## [Supplied data]

[BEGIN]

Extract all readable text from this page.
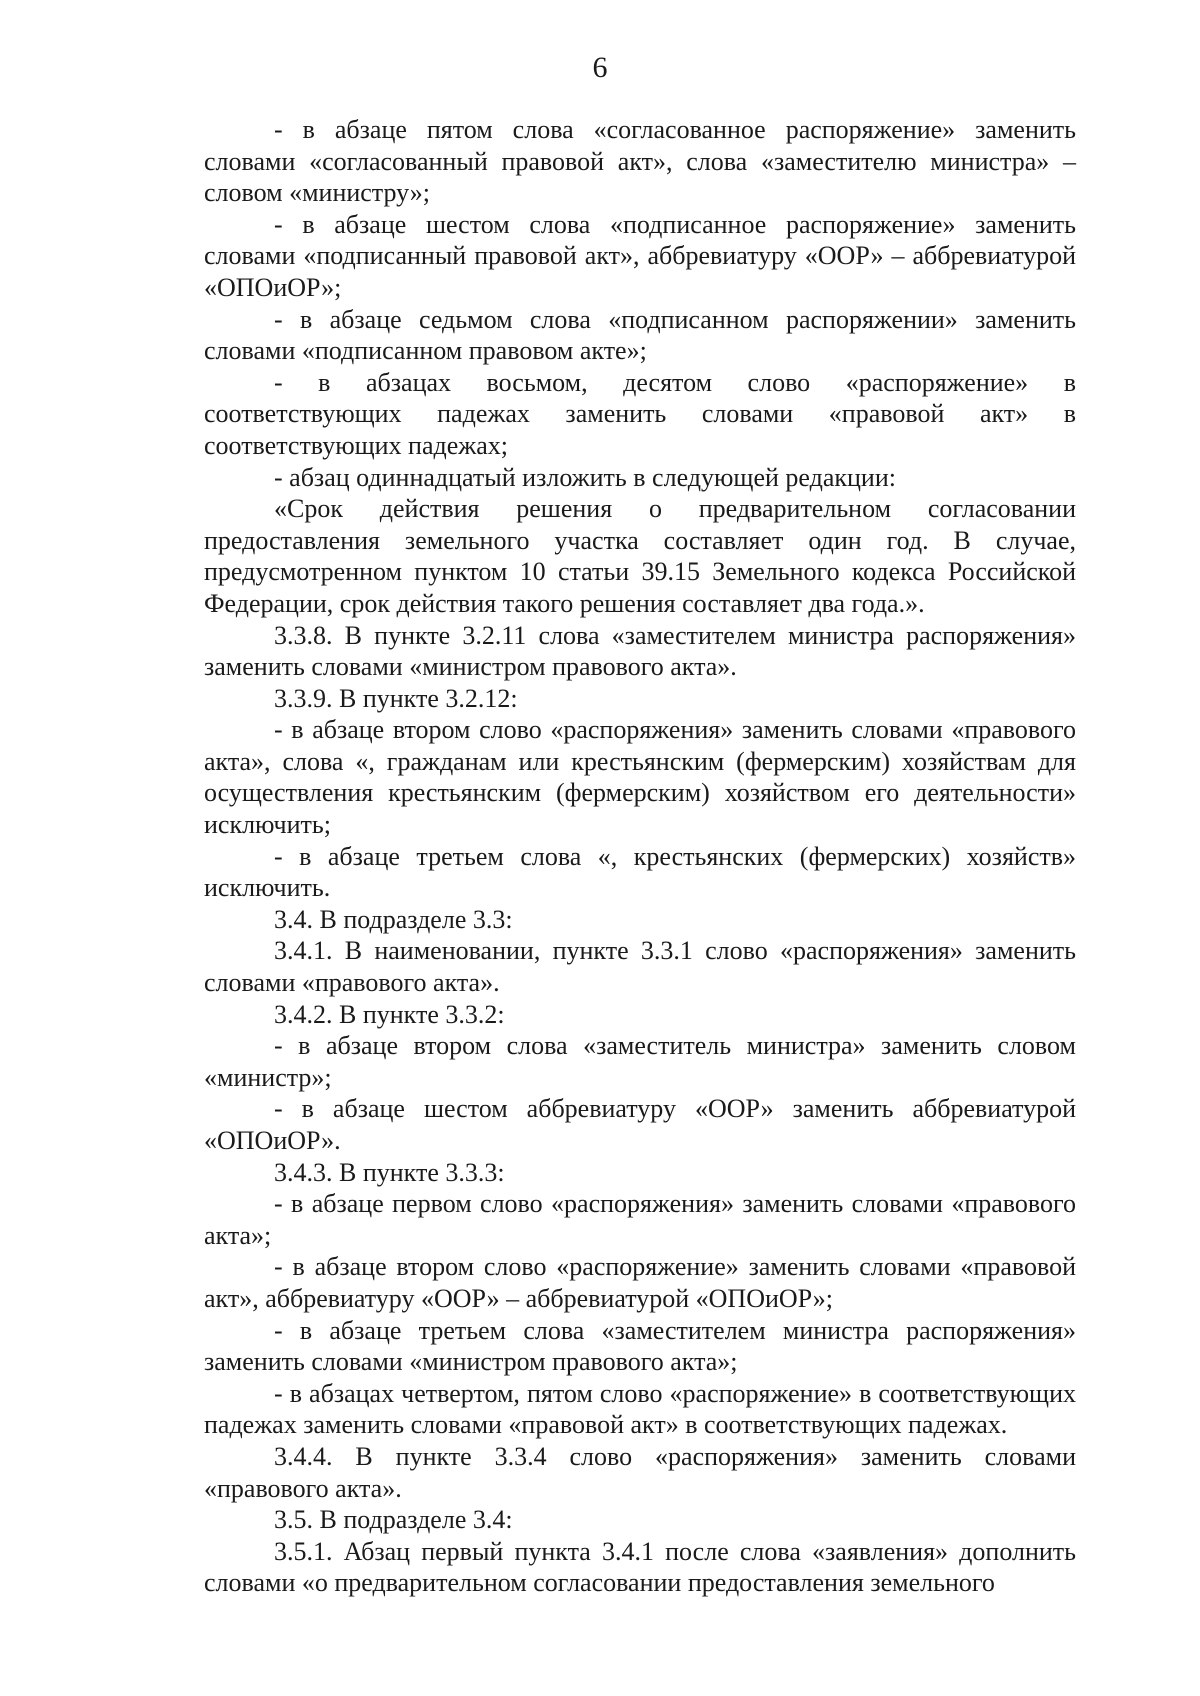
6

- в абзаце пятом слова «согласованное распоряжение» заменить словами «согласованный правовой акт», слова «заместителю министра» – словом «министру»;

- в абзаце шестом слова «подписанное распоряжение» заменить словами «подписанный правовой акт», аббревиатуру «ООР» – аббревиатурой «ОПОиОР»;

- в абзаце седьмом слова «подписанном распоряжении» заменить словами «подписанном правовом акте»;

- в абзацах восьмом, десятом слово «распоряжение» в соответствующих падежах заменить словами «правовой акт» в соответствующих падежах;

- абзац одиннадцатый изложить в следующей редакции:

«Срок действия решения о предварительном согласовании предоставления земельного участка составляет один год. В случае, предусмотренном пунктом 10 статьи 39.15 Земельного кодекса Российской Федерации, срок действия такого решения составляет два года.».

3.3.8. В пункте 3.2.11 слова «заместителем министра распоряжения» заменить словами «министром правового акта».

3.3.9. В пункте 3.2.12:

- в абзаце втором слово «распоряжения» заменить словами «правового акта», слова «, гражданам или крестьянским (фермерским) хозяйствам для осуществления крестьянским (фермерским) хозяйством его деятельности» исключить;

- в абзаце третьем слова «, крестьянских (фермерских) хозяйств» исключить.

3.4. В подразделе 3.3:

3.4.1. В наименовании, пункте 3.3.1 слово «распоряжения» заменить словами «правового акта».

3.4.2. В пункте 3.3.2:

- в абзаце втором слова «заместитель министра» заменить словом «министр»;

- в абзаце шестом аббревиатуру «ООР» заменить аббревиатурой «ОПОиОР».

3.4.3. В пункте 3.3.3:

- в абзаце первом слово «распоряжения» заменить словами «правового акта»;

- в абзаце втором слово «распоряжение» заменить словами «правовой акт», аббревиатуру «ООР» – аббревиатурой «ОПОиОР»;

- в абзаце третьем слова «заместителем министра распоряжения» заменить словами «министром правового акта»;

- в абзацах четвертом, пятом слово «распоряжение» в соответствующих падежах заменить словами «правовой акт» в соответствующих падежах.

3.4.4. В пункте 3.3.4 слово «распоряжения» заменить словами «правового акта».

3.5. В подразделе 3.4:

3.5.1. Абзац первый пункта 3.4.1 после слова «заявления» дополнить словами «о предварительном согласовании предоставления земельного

[END]
[BEGIN]

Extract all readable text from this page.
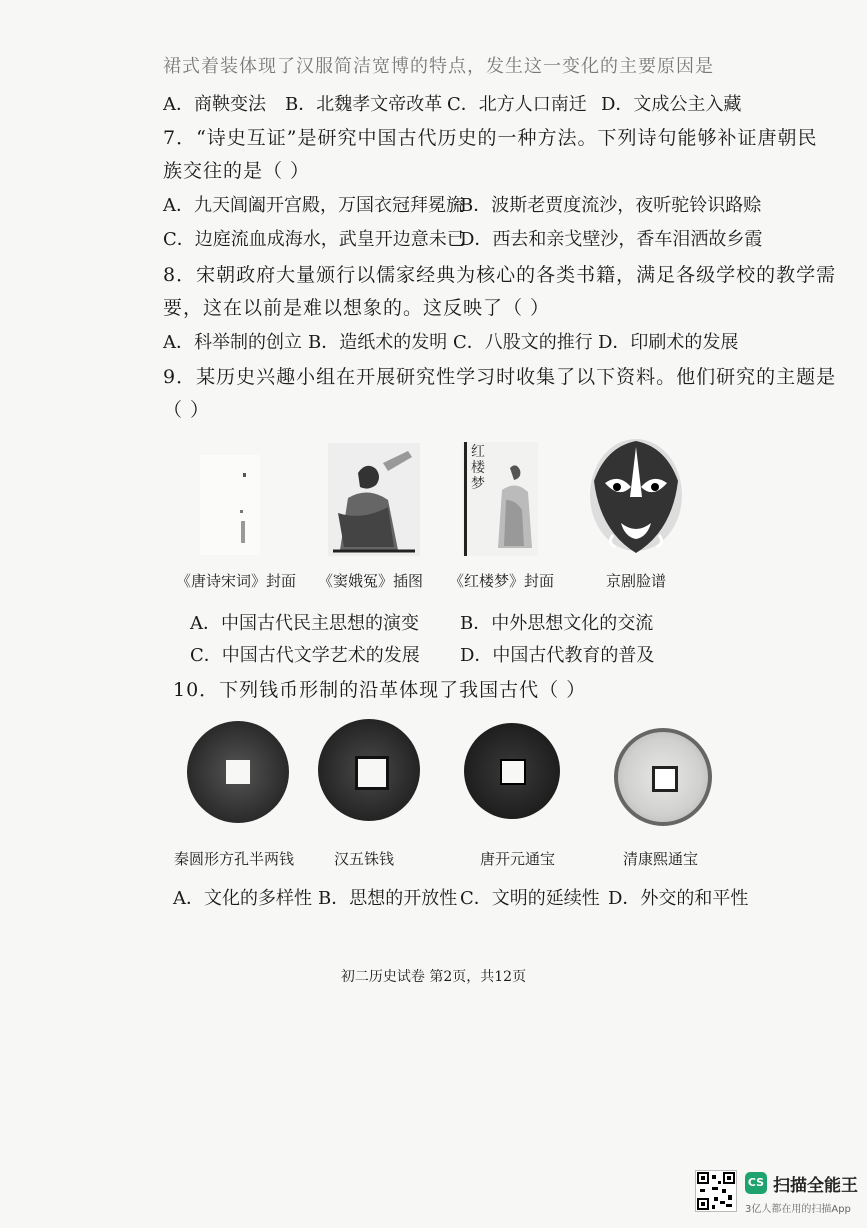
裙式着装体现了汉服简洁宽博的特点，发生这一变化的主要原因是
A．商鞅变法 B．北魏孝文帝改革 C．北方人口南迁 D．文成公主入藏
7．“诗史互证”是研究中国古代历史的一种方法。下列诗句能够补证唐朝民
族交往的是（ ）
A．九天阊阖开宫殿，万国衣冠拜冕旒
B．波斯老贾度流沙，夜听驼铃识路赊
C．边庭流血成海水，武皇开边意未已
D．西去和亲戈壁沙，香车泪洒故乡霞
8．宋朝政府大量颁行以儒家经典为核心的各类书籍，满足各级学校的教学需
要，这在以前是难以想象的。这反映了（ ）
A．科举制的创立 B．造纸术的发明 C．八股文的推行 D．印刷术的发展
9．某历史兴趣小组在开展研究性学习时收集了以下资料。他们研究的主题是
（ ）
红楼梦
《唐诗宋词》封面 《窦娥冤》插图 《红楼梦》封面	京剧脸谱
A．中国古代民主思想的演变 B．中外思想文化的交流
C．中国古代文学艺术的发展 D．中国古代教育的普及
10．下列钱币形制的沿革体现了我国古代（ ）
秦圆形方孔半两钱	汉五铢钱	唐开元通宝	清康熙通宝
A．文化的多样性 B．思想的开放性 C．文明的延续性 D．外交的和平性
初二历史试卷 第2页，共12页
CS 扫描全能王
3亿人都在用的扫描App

[END]

## [Aim]
Display every line of the listing that contains the string "предоставления".

## [Answer below]
«Срок действия решения о предварительном согласовании предоставления земельного участка составляет один год. В случае, предусмотренном пунктом 10 статьи 39.15 Земельного кодекса Российской Федерации, срок действия такого решения составляет два года.».
3.5.1. Абзац первый пункта 3.4.1 после слова «заявления» дополнить словами «о предварительном согласовании предоставления земельного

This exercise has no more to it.